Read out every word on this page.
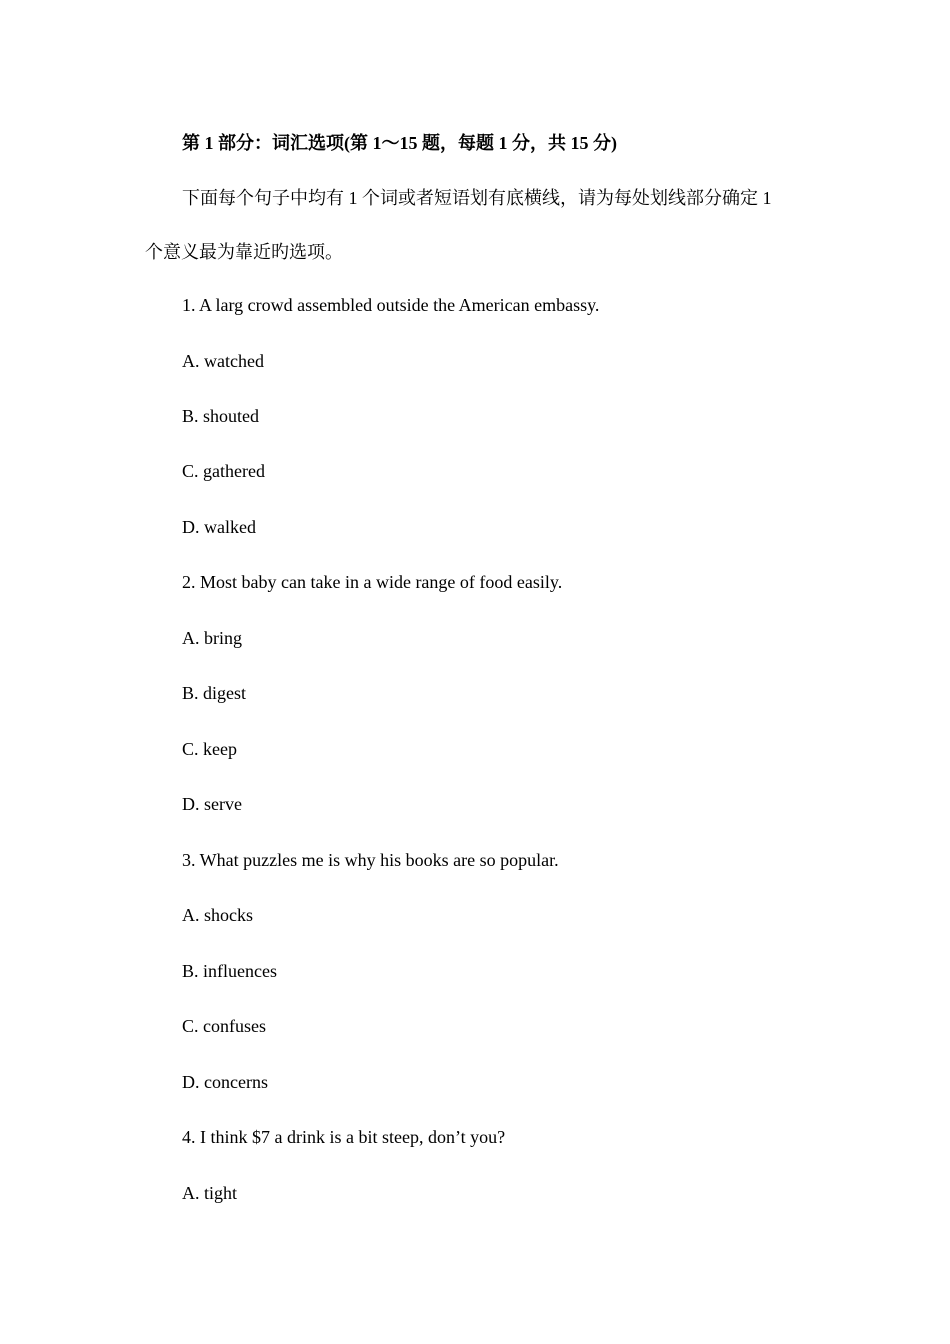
第 1 部分：词汇选项(第 1～15 题，每题 1 分，共 15 分)
下面每个句子中均有 1 个词或者短语划有底横线，请为每处划线部分确定 1
个意义最为靠近旳选项。
1. A larg crowd assembled outside the American embassy.
A. watched
B. shouted
C. gathered
D. walked
2. Most baby can take in a wide range of food easily.
A. bring
B. digest
C. keep
D. serve
3. What puzzles me is why his books are so popular.
A. shocks
B. influences
C. confuses
D. concerns
4. I think $7 a drink is a bit steep, don’t you?
A. tight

* _INSTRUCTIONS TO FOLLOW_
Leave out the pictures and copy every record above exactly.

* _FINISHED TASK_
Read out every word on this page.
第 1 部分：词汇选项(第 1～15 题，每题 1 分，共 15 分)
下面每个句子中均有 1 个词或者短语划有底横线，请为每处划线部分确定 1
个意义最为靠近旳选项。
1. A larg crowd assembled outside the American embassy.
A. watched
B. shouted
C. gathered
D. walked
2. Most baby can take in a wide range of food easily.
A. bring
B. digest
C. keep
D. serve
3. What puzzles me is why his books are so popular.
A. shocks
B. influences
C. confuses
D. concerns
4. I think $7 a drink is a bit steep, don’t you?
A. tight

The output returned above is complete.